- TASK -
Search term "August": copy each line of the records that contains it.

[DATA FOR THIS EXERCISE Boundary: Start]

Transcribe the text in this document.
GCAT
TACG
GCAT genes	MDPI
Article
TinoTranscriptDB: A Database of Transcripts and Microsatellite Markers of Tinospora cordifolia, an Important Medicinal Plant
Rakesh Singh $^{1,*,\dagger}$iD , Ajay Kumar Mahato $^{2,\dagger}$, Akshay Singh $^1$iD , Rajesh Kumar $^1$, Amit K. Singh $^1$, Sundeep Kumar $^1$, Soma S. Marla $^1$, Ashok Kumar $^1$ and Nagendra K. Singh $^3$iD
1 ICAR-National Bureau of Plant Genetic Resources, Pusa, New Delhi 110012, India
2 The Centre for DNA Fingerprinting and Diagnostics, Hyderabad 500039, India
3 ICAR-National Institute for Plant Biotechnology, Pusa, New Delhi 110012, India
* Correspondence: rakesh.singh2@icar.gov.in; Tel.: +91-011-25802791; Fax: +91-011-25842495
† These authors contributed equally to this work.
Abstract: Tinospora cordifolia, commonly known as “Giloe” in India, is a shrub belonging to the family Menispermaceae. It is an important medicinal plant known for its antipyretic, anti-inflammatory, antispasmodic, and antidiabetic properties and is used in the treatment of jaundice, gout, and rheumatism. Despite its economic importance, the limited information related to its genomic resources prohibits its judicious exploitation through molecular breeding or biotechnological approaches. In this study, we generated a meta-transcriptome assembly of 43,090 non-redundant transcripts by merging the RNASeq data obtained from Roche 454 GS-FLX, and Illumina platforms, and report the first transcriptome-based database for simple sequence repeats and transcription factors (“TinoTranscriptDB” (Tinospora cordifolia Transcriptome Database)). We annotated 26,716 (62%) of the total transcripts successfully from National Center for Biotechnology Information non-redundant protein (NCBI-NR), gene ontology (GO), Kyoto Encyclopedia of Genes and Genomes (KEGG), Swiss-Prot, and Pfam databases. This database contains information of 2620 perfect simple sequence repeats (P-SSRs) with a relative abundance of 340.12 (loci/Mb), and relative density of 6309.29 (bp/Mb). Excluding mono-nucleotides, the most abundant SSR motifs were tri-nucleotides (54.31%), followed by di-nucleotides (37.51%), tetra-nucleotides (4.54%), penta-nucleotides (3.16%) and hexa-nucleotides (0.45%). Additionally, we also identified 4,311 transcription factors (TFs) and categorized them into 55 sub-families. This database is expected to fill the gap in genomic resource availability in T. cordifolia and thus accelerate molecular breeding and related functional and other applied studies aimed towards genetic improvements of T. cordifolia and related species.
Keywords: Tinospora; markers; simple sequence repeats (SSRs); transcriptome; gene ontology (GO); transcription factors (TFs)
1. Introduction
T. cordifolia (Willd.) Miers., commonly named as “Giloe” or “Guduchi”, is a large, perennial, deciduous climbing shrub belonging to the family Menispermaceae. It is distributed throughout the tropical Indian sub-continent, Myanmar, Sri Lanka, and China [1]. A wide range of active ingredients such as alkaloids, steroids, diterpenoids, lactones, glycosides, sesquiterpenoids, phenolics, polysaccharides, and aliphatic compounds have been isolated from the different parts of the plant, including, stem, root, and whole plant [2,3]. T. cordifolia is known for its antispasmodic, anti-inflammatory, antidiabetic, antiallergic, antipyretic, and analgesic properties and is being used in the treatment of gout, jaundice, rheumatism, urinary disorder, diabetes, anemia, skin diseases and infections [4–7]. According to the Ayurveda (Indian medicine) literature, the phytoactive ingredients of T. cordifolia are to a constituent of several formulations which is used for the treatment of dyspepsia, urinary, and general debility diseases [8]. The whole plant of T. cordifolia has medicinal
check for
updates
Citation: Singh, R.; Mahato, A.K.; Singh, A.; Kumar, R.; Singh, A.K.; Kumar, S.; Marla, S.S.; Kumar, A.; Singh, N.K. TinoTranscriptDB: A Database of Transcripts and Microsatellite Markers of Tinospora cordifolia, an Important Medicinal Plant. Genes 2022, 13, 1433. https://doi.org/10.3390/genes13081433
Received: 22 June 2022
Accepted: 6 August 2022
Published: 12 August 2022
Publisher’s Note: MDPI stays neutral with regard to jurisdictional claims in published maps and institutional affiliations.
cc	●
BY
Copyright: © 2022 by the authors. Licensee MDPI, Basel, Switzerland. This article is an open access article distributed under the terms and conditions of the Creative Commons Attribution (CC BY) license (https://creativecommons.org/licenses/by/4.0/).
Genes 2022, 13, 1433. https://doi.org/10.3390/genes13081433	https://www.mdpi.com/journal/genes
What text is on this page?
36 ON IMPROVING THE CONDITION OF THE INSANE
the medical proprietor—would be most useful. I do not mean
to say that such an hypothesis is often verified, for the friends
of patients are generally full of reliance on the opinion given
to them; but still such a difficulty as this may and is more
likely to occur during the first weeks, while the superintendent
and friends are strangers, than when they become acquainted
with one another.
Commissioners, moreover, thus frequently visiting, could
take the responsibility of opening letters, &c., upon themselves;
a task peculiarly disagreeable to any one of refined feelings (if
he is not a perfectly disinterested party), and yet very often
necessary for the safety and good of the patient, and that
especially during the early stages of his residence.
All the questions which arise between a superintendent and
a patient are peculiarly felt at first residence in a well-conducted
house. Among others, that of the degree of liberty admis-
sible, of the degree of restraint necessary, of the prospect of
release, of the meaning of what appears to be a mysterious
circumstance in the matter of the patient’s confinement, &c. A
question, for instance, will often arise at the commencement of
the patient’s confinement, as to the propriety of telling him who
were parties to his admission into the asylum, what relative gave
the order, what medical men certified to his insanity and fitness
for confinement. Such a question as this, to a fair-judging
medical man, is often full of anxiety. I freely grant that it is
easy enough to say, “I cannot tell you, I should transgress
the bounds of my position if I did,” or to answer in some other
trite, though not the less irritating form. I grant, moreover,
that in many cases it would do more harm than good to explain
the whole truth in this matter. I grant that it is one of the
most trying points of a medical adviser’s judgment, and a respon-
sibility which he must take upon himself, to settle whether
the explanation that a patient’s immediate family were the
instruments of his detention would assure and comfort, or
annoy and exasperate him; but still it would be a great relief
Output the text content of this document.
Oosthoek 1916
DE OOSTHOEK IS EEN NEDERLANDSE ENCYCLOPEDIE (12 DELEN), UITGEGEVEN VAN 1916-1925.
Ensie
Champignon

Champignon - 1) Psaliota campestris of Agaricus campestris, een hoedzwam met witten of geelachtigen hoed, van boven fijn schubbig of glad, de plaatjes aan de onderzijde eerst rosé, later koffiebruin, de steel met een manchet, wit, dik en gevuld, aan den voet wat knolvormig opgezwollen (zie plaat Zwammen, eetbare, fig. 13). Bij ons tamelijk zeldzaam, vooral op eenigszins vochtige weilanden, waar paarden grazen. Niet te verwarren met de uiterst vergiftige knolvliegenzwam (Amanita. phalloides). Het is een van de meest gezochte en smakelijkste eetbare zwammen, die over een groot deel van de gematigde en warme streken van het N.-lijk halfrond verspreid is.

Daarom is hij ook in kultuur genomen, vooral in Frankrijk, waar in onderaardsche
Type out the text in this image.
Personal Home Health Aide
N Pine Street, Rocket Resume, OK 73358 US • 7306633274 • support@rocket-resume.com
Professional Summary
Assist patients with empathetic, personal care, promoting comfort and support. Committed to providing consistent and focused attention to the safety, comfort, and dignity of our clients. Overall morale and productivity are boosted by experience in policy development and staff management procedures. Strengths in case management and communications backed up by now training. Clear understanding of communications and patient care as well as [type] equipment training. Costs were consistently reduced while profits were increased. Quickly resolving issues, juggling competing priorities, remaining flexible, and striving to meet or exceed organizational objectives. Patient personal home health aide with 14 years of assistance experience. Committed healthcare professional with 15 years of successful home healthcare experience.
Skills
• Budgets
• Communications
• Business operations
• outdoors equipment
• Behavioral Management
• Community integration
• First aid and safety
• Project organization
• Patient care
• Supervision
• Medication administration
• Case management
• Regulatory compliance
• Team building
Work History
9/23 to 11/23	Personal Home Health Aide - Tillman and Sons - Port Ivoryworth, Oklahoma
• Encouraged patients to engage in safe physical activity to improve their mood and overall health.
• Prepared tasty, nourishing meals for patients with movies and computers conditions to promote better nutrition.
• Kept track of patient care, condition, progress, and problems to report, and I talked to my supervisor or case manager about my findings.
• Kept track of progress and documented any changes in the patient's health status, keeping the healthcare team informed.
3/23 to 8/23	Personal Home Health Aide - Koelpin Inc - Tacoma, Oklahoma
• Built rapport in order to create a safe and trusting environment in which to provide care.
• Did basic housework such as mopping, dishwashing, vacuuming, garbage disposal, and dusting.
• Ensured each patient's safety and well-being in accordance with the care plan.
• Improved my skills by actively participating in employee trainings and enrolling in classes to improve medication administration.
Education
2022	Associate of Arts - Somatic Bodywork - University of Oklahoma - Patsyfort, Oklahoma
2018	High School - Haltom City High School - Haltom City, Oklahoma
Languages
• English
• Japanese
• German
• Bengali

[DATA FOR THIS EXERCISE Boundary: End]

- COMPLETED EXERCISE -
Accepted: 6 August 2022
Published: 12 August 2022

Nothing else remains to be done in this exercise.